--- EXERCISE DETAILS ---
Keep the wording of each record exactly the same when you repeat it, and leave out pictures.

--- Dataset entries on figures ---

++++++++++

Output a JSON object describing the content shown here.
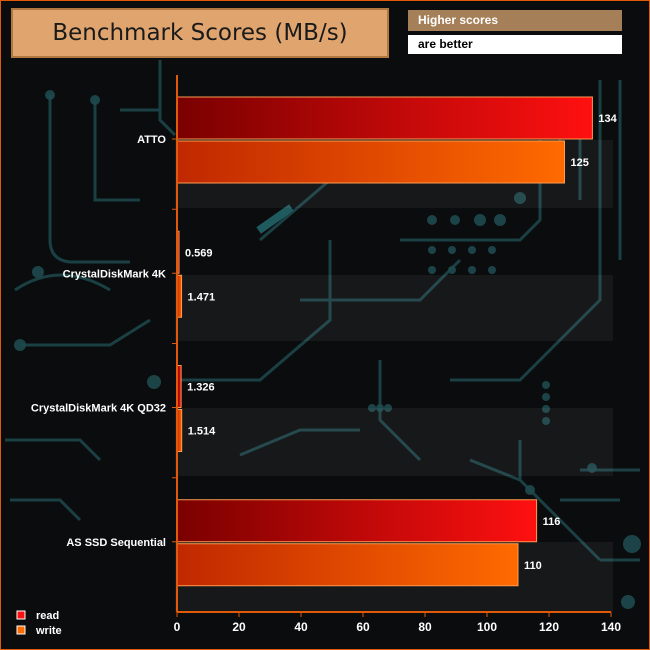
{
  "header": {
    "title": "Benchmark Scores (MB/s)",
    "note_line1": "Higher scores",
    "note_line2": "are better"
  },
  "colors": {
    "read_dark": "#7a0000",
    "read_light": "#ff1010",
    "write_dark": "#c02800",
    "write_light": "#ff6a00",
    "axis": "#e05a0a"
  },
  "chart_data": {
    "type": "bar",
    "orientation": "horizontal",
    "title": "Benchmark Scores (MB/s)",
    "categories": [
      "ATTO",
      "CrystalDiskMark 4K",
      "CrystalDiskMark 4K QD32",
      "AS SSD Sequential"
    ],
    "series": [
      {
        "name": "read",
        "values": [
          134,
          0.569,
          1.326,
          116
        ],
        "labels": [
          "134",
          "0.569",
          "1.326",
          "116"
        ]
      },
      {
        "name": "write",
        "values": [
          125,
          1.471,
          1.514,
          110
        ],
        "labels": [
          "125",
          "1.471",
          "1.514",
          "110"
        ]
      }
    ],
    "xlim": [
      0,
      140
    ],
    "xticks": [
      0,
      20,
      40,
      60,
      80,
      100,
      120,
      140
    ],
    "xlabel": "",
    "ylabel": "",
    "legend": {
      "position": "bottom-left",
      "entries": [
        "read",
        "write"
      ]
    },
    "grid": false
  }
}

++++++++++

--- RESULT OF THIS EXERCISE ---
Output a JSON object describing the content shown here.
{
  "header": {
    "title": "Benchmark Scores (MB/s)",
    "note_line1": "Higher scores",
    "note_line2": "are better"
  },
  "colors": {
    "read_dark": "#7a0000",
    "read_light": "#ff1010",
    "write_dark": "#c02800",
    "write_light": "#ff6a00",
    "axis": "#e05a0a"
  },
  "chart_data": {
    "type": "bar",
    "orientation": "horizontal",
    "title": "Benchmark Scores (MB/s)",
    "categories": [
      "ATTO",
      "CrystalDiskMark 4K",
      "CrystalDiskMark 4K QD32",
      "AS SSD Sequential"
    ],
    "series": [
      {
        "name": "read",
        "values": [
          134,
          0.569,
          1.326,
          116
        ],
        "labels": [
          "134",
          "0.569",
          "1.326",
          "116"
        ]
      },
      {
        "name": "write",
        "values": [
          125,
          1.471,
          1.514,
          110
        ],
        "labels": [
          "125",
          "1.471",
          "1.514",
          "110"
        ]
      }
    ],
    "xlim": [
      0,
      140
    ],
    "xticks": [
      0,
      20,
      40,
      60,
      80,
      100,
      120,
      140
    ],
    "xlabel": "",
    "ylabel": "",
    "legend": {
      "position": "bottom-left",
      "entries": [
        "read",
        "write"
      ]
    },
    "grid": false
  }
}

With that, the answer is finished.